• **Task details**
Copy all lines that contain the word "TDXWAVE".

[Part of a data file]
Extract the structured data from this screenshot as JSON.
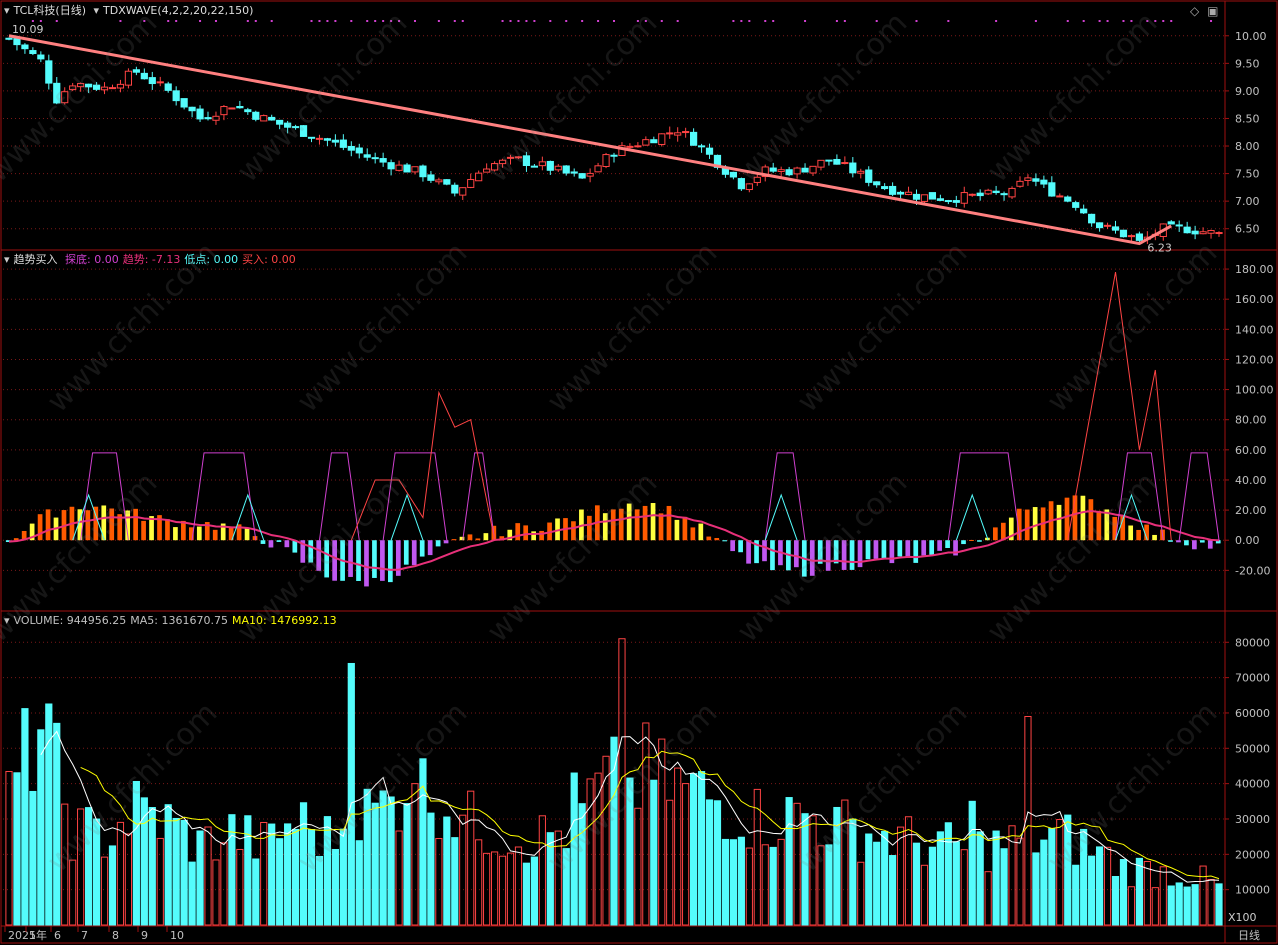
{
  "colors": {
    "up": "#ff4444",
    "down": "#54fcfc",
    "frame": "#a01010",
    "axis_text": "#c0c0c0",
    "trendline": "#ff8080",
    "ma5": "#ffffff",
    "ma10": "#ffff00",
    "magenta": "#d040d0",
    "pink": "#e8307a",
    "cyan": "#54fcfc",
    "orange": "#ff5a00",
    "yellow": "#ffff40",
    "purple": "#c058f0"
  },
  "panel_price": {
    "stock": "TCL科技",
    "period": "(日线)",
    "indicator": "TDXWAVE(4,2,2,20,22,150)",
    "high_label": "10.09",
    "low_label": "6.23"
  },
  "panel_trend": {
    "title": "趋势买入",
    "items": [
      {
        "label": "探底:",
        "value": "0.00",
        "color": "#d040d0"
      },
      {
        "label": "趋势:",
        "value": "-7.13",
        "color": "#e8307a"
      },
      {
        "label": "低点:",
        "value": "0.00",
        "color": "#54fcfc"
      },
      {
        "label": "买入:",
        "value": "0.00",
        "color": "#ff4444"
      }
    ]
  },
  "panel_volume": {
    "items": [
      {
        "label": "VOLUME:",
        "value": "944956.25",
        "color": "#c0c0c0"
      },
      {
        "label": "MA5:",
        "value": "1361670.75",
        "color": "#c0c0c0"
      },
      {
        "label": "MA10:",
        "value": "1476992.13",
        "color": "#ffff00"
      }
    ],
    "unit": "X100"
  },
  "x_axis": {
    "labels": [
      "2021年",
      "5",
      "6",
      "7",
      "8",
      "9",
      "10"
    ],
    "period": "日线"
  },
  "watermark": "www.cfchi.com",
  "chart_data": [
    {
      "type": "candlestick",
      "title": "TDXWAVE(4,2,2,20,22,150)",
      "ylim": [
        6.15,
        10.25
      ],
      "yticks": [
        6.5,
        7.0,
        7.5,
        8.0,
        8.5,
        9.0,
        9.5,
        10.0
      ],
      "close_start": 9.95,
      "close_waypoints": [
        [
          0,
          9.95
        ],
        [
          4,
          9.55
        ],
        [
          6,
          8.85
        ],
        [
          8,
          9.15
        ],
        [
          12,
          9.05
        ],
        [
          16,
          9.35
        ],
        [
          20,
          9.0
        ],
        [
          24,
          8.5
        ],
        [
          28,
          8.75
        ],
        [
          32,
          8.5
        ],
        [
          36,
          8.3
        ],
        [
          40,
          8.1
        ],
        [
          46,
          7.75
        ],
        [
          52,
          7.5
        ],
        [
          56,
          7.15
        ],
        [
          60,
          7.65
        ],
        [
          64,
          7.75
        ],
        [
          68,
          7.6
        ],
        [
          72,
          7.4
        ],
        [
          76,
          7.9
        ],
        [
          80,
          8.1
        ],
        [
          84,
          8.3
        ],
        [
          86,
          8.1
        ],
        [
          89,
          7.7
        ],
        [
          92,
          7.3
        ],
        [
          95,
          7.55
        ],
        [
          99,
          7.55
        ],
        [
          103,
          7.75
        ],
        [
          106,
          7.55
        ],
        [
          110,
          7.25
        ],
        [
          114,
          7.1
        ],
        [
          118,
          7.05
        ],
        [
          122,
          7.1
        ],
        [
          126,
          7.15
        ],
        [
          128,
          7.45
        ],
        [
          130,
          7.25
        ],
        [
          134,
          6.95
        ],
        [
          137,
          6.55
        ],
        [
          141,
          6.35
        ],
        [
          142,
          6.25
        ],
        [
          145,
          6.5
        ],
        [
          148,
          6.5
        ],
        [
          152,
          6.4
        ]
      ],
      "trendline": [
        [
          0,
          10.0
        ],
        [
          142,
          6.23
        ],
        [
          146,
          6.55
        ]
      ],
      "markers": {
        "high": 10.09,
        "low": 6.23
      }
    },
    {
      "type": "bar",
      "title": "趋势买入",
      "ylim": [
        -45,
        190
      ],
      "yticks": [
        -20,
        0,
        20,
        40,
        60,
        80,
        100,
        120,
        140,
        160,
        180
      ],
      "series": [
        {
          "name": "探底",
          "values": [
            0.0
          ]
        },
        {
          "name": "趋势",
          "values": [
            -7.13
          ]
        },
        {
          "name": "低点",
          "values": [
            0.0
          ]
        },
        {
          "name": "买入",
          "values": [
            0.0
          ]
        }
      ]
    },
    {
      "type": "bar",
      "title": "VOLUME",
      "ylim": [
        0,
        88000
      ],
      "yticks": [
        10000,
        20000,
        30000,
        40000,
        50000,
        60000,
        70000,
        80000
      ],
      "series": [
        {
          "name": "VOLUME",
          "values": [
            944956.25
          ]
        },
        {
          "name": "MA5",
          "values": [
            1361670.75
          ]
        },
        {
          "name": "MA10",
          "values": [
            1476992.13
          ]
        }
      ],
      "volume_waypoints": [
        [
          0,
          40000
        ],
        [
          2,
          52000
        ],
        [
          4,
          62000
        ],
        [
          6,
          48000
        ],
        [
          8,
          30000
        ],
        [
          12,
          28000
        ],
        [
          16,
          36000
        ],
        [
          20,
          32000
        ],
        [
          24,
          25000
        ],
        [
          28,
          29000
        ],
        [
          32,
          25000
        ],
        [
          36,
          33000
        ],
        [
          40,
          27000
        ],
        [
          44,
          34000
        ],
        [
          48,
          38000
        ],
        [
          50,
          45000
        ],
        [
          54,
          40000
        ],
        [
          58,
          32000
        ],
        [
          62,
          29000
        ],
        [
          66,
          27000
        ],
        [
          70,
          30000
        ],
        [
          72,
          36000
        ],
        [
          74,
          42000
        ],
        [
          76,
          45000
        ],
        [
          78,
          42000
        ],
        [
          80,
          48000
        ],
        [
          82,
          45000
        ],
        [
          86,
          42000
        ],
        [
          88,
          40000
        ],
        [
          92,
          35000
        ],
        [
          96,
          33000
        ],
        [
          100,
          35000
        ],
        [
          104,
          31000
        ],
        [
          108,
          29000
        ],
        [
          112,
          27000
        ],
        [
          116,
          25000
        ],
        [
          120,
          24000
        ],
        [
          124,
          25000
        ],
        [
          128,
          27000
        ],
        [
          132,
          28000
        ],
        [
          136,
          24000
        ],
        [
          140,
          18000
        ],
        [
          144,
          17000
        ],
        [
          148,
          16000
        ],
        [
          152,
          12000
        ]
      ],
      "spikes": [
        [
          43,
          74000
        ],
        [
          51,
          40000
        ],
        [
          77,
          81000
        ],
        [
          71,
          43000
        ],
        [
          128,
          59000
        ],
        [
          121,
          35000
        ]
      ]
    }
  ]
}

• **Finished exercise**
    "indicator": "TDXWAVE(4,2,2,20,22,150)",
      "title": "TDXWAVE(4,2,2,20,22,150)",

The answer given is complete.